DATA FOR THE TASK:
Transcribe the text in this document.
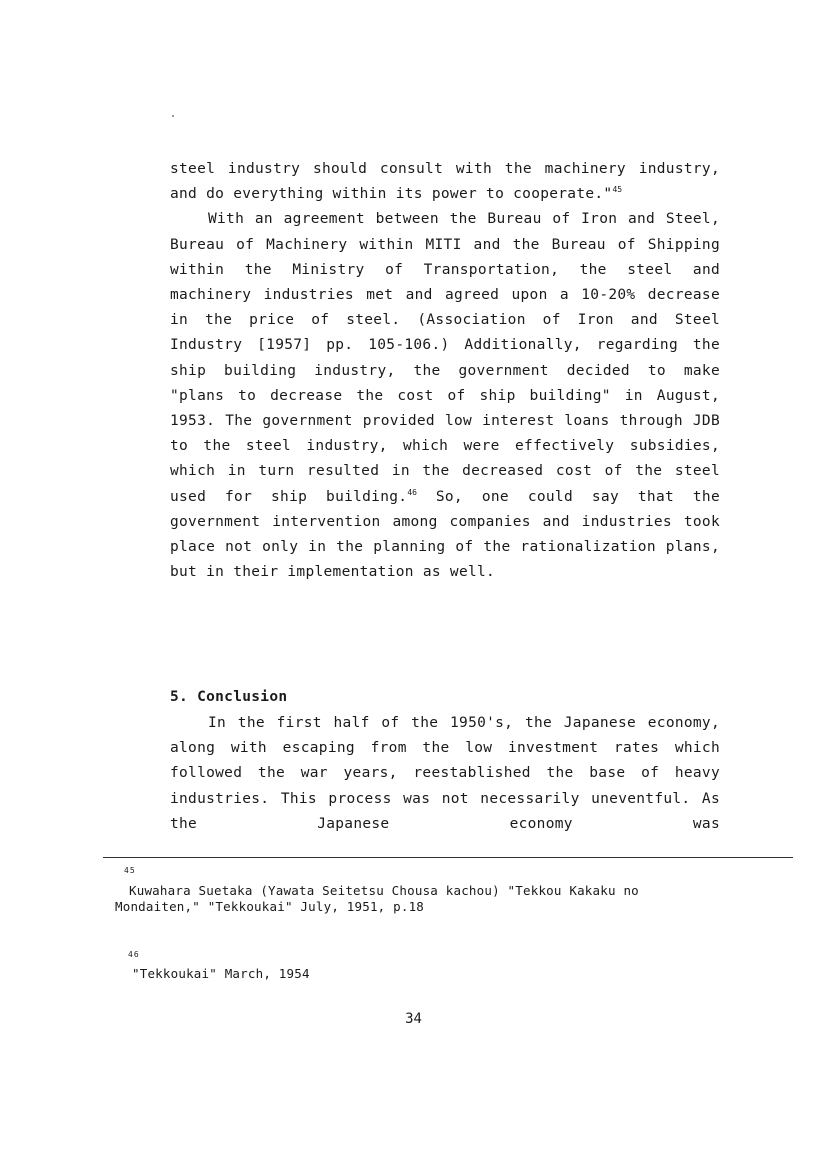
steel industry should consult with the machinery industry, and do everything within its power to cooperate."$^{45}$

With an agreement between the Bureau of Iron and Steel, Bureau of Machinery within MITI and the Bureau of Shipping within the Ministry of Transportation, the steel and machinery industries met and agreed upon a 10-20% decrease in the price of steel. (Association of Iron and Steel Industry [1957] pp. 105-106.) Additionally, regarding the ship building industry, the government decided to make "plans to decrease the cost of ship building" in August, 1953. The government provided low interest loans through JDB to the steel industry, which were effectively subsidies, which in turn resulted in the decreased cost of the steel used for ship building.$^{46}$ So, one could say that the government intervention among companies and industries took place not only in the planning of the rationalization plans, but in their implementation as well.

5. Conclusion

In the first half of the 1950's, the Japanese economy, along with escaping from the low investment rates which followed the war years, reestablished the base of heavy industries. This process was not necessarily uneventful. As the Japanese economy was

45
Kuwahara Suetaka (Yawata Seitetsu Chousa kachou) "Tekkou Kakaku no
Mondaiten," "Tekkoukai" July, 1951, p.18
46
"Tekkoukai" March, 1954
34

WHAT THE TASK REQUIRES: Write out every entry again word for word, without any of the pictures.

ANSWER TO THIS PROBLEM:
Transcribe the text in this document.
steel industry should consult with the machinery industry, and do everything within its power to cooperate."$^{45}$

With an agreement between the Bureau of Iron and Steel, Bureau of Machinery within MITI and the Bureau of Shipping within the Ministry of Transportation, the steel and machinery industries met and agreed upon a 10-20% decrease in the price of steel. (Association of Iron and Steel Industry [1957] pp. 105-106.) Additionally, regarding the ship building industry, the government decided to make "plans to decrease the cost of ship building" in August, 1953. The government provided low interest loans through JDB to the steel industry, which were effectively subsidies, which in turn resulted in the decreased cost of the steel used for ship building.$^{46}$ So, one could say that the government intervention among companies and industries took place not only in the planning of the rationalization plans, but in their implementation as well.

5. Conclusion

In the first half of the 1950's, the Japanese economy, along with escaping from the low investment rates which followed the war years, reestablished the base of heavy industries. This process was not necessarily uneventful. As the Japanese economy was

45
Kuwahara Suetaka (Yawata Seitetsu Chousa kachou) "Tekkou Kakaku no
Mondaiten," "Tekkoukai" July, 1951, p.18
46
"Tekkoukai" March, 1954
34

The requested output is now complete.